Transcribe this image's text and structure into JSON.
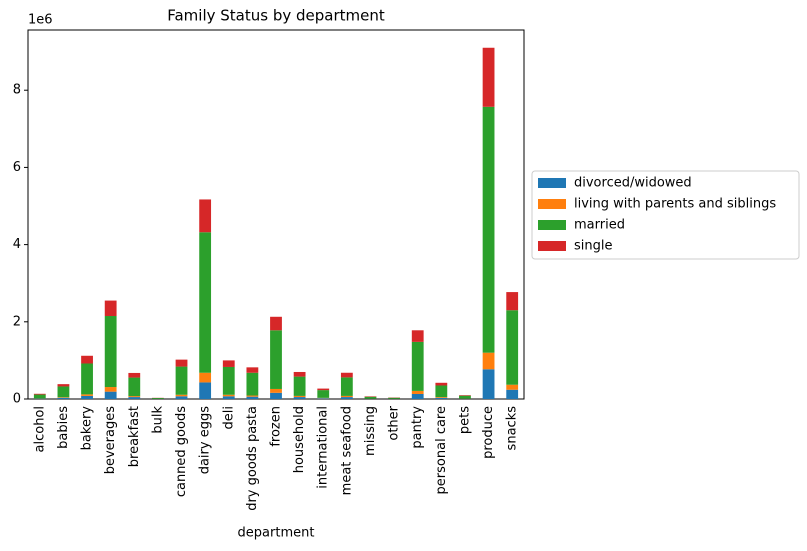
{
  "chart_data": {
    "type": "stacked_bar",
    "title": "Family Status by department",
    "xlabel": "department",
    "y_offset_label": "1e6",
    "categories": [
      "alcohol",
      "babies",
      "bakery",
      "beverages",
      "breakfast",
      "bulk",
      "canned goods",
      "dairy eggs",
      "deli",
      "dry goods pasta",
      "frozen",
      "household",
      "international",
      "meat seafood",
      "missing",
      "other",
      "pantry",
      "personal care",
      "pets",
      "produce",
      "snacks"
    ],
    "series": [
      {
        "name": "divorced/widowed",
        "color": "#1f77b4",
        "values": [
          0.01,
          0.03,
          0.08,
          0.19,
          0.05,
          0.002,
          0.07,
          0.43,
          0.07,
          0.06,
          0.16,
          0.05,
          0.02,
          0.05,
          0.005,
          0.003,
          0.13,
          0.03,
          0.007,
          0.77,
          0.24
        ]
      },
      {
        "name": "living with parents and siblings",
        "color": "#ff7f0e",
        "values": [
          0.005,
          0.015,
          0.04,
          0.12,
          0.025,
          0.001,
          0.04,
          0.25,
          0.04,
          0.03,
          0.1,
          0.03,
          0.01,
          0.03,
          0.003,
          0.002,
          0.08,
          0.02,
          0.004,
          0.43,
          0.13
        ]
      },
      {
        "name": "married",
        "color": "#2ca02c",
        "values": [
          0.1,
          0.28,
          0.8,
          1.84,
          0.48,
          0.022,
          0.73,
          3.64,
          0.72,
          0.59,
          1.52,
          0.5,
          0.2,
          0.48,
          0.05,
          0.028,
          1.27,
          0.3,
          0.075,
          6.37,
          1.93
        ]
      },
      {
        "name": "single",
        "color": "#d62728",
        "values": [
          0.02,
          0.06,
          0.2,
          0.4,
          0.12,
          0.005,
          0.18,
          0.85,
          0.17,
          0.14,
          0.35,
          0.12,
          0.04,
          0.12,
          0.012,
          0.007,
          0.3,
          0.07,
          0.014,
          1.53,
          0.47
        ]
      }
    ],
    "ylim": [
      0,
      9.56
    ],
    "yticks": [
      0,
      2,
      4,
      6,
      8
    ],
    "grid": false,
    "legend": "center left outside"
  }
}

——————

AIM OF THE TASK> Without including any pictures, reproduce the listing exactly.

ANSWER IN FULL>
Transcribe this image's text and structure into JSON.
{
  "chart_data": {
    "type": "stacked_bar",
    "title": "Family Status by department",
    "xlabel": "department",
    "y_offset_label": "1e6",
    "categories": [
      "alcohol",
      "babies",
      "bakery",
      "beverages",
      "breakfast",
      "bulk",
      "canned goods",
      "dairy eggs",
      "deli",
      "dry goods pasta",
      "frozen",
      "household",
      "international",
      "meat seafood",
      "missing",
      "other",
      "pantry",
      "personal care",
      "pets",
      "produce",
      "snacks"
    ],
    "series": [
      {
        "name": "divorced/widowed",
        "color": "#1f77b4",
        "values": [
          0.01,
          0.03,
          0.08,
          0.19,
          0.05,
          0.002,
          0.07,
          0.43,
          0.07,
          0.06,
          0.16,
          0.05,
          0.02,
          0.05,
          0.005,
          0.003,
          0.13,
          0.03,
          0.007,
          0.77,
          0.24
        ]
      },
      {
        "name": "living with parents and siblings",
        "color": "#ff7f0e",
        "values": [
          0.005,
          0.015,
          0.04,
          0.12,
          0.025,
          0.001,
          0.04,
          0.25,
          0.04,
          0.03,
          0.1,
          0.03,
          0.01,
          0.03,
          0.003,
          0.002,
          0.08,
          0.02,
          0.004,
          0.43,
          0.13
        ]
      },
      {
        "name": "married",
        "color": "#2ca02c",
        "values": [
          0.1,
          0.28,
          0.8,
          1.84,
          0.48,
          0.022,
          0.73,
          3.64,
          0.72,
          0.59,
          1.52,
          0.5,
          0.2,
          0.48,
          0.05,
          0.028,
          1.27,
          0.3,
          0.075,
          6.37,
          1.93
        ]
      },
      {
        "name": "single",
        "color": "#d62728",
        "values": [
          0.02,
          0.06,
          0.2,
          0.4,
          0.12,
          0.005,
          0.18,
          0.85,
          0.17,
          0.14,
          0.35,
          0.12,
          0.04,
          0.12,
          0.012,
          0.007,
          0.3,
          0.07,
          0.014,
          1.53,
          0.47
        ]
      }
    ],
    "ylim": [
      0,
      9.56
    ],
    "yticks": [
      0,
      2,
      4,
      6,
      8
    ],
    "grid": false,
    "legend": "center left outside"
  }
}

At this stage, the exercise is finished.